Work to complete
Provide an exact copy of the data, excluding the images.

───

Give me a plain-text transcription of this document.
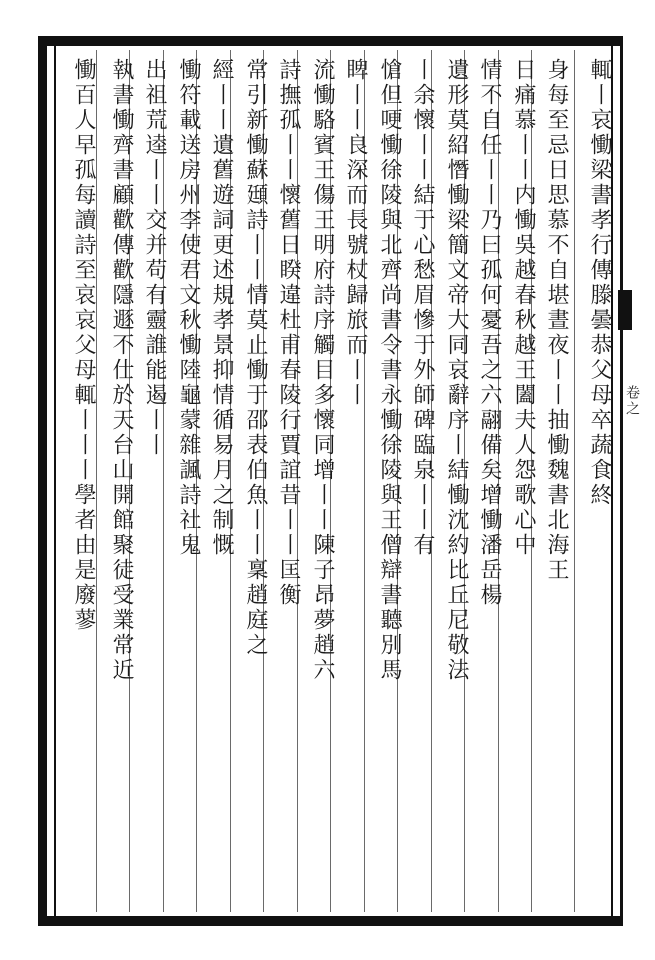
卷之
輒丨哀慟梁書孝行傳滕曇恭父母卒蔬食終
身每至忌日思慕不自堪晝夜丨丨抽慟魏書北海王
日痛慕丨丨内慟吳越春秋越王闔夫人怨歌心中
情不自任丨丨乃曰孤何憂吾之六翮備矣增慟潘岳楊
遺形莫紹憯慟梁簡文帝大同哀辭序丨結慟沈約比丘尼敬法
丨余懷丨丨結于心愁眉慘于外師碑臨泉丨丨有
愴但哽慟徐陵與北齊尚書令書永慟徐陵與王僧辯書聽別馬
睥丨丨良深而長號杖歸旅而丨丨
流慟駱賓王傷王明府詩序觸目多懷同增丨丨陳子昂夢趙六
詩撫孤丨丨懷舊日睽違杜甫春陵行賈誼昔丨丨匡衡
常引新慟蘇頲詩丨丨情莫止慟于邵表伯魚丨丨稟趙庭之
經丨丨遺舊遊詞更述規孝景抑情循易月之制慨
慟符載送房州李使君文秋慟陸龜蒙雜諷詩社鬼
出祖荒逵丨丨交并苟有靈誰能遏丨丨
執書慟齊書顧歡傳歡隱遯不仕於天台山開館聚徒受業常近
慟百人早孤每讀詩至哀哀父母輒丨丨丨學者由是廢蓼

───

Completed exercise
Give me a plain-text transcription of this document.
卷之
輒丨哀慟梁書孝行傳滕曇恭父母卒蔬食終
身每至忌日思慕不自堪晝夜丨丨抽慟魏書北海王
日痛慕丨丨内慟吳越春秋越王闔夫人怨歌心中
情不自任丨丨乃曰孤何憂吾之六翮備矣增慟潘岳楊
遺形莫紹憯慟梁簡文帝大同哀辭序丨結慟沈約比丘尼敬法
丨余懷丨丨結于心愁眉慘于外師碑臨泉丨丨有
愴但哽慟徐陵與北齊尚書令書永慟徐陵與王僧辯書聽別馬
睥丨丨良深而長號杖歸旅而丨丨
流慟駱賓王傷王明府詩序觸目多懷同增丨丨陳子昂夢趙六
詩撫孤丨丨懷舊日睽違杜甫春陵行賈誼昔丨丨匡衡
常引新慟蘇頲詩丨丨情莫止慟于邵表伯魚丨丨稟趙庭之
經丨丨遺舊遊詞更述規孝景抑情循易月之制慨
慟符載送房州李使君文秋慟陸龜蒙雜諷詩社鬼
出祖荒逵丨丨交并苟有靈誰能遏丨丨
執書慟齊書顧歡傳歡隱遯不仕於天台山開館聚徒受業常近
慟百人早孤每讀詩至哀哀父母輒丨丨丨學者由是廢蓼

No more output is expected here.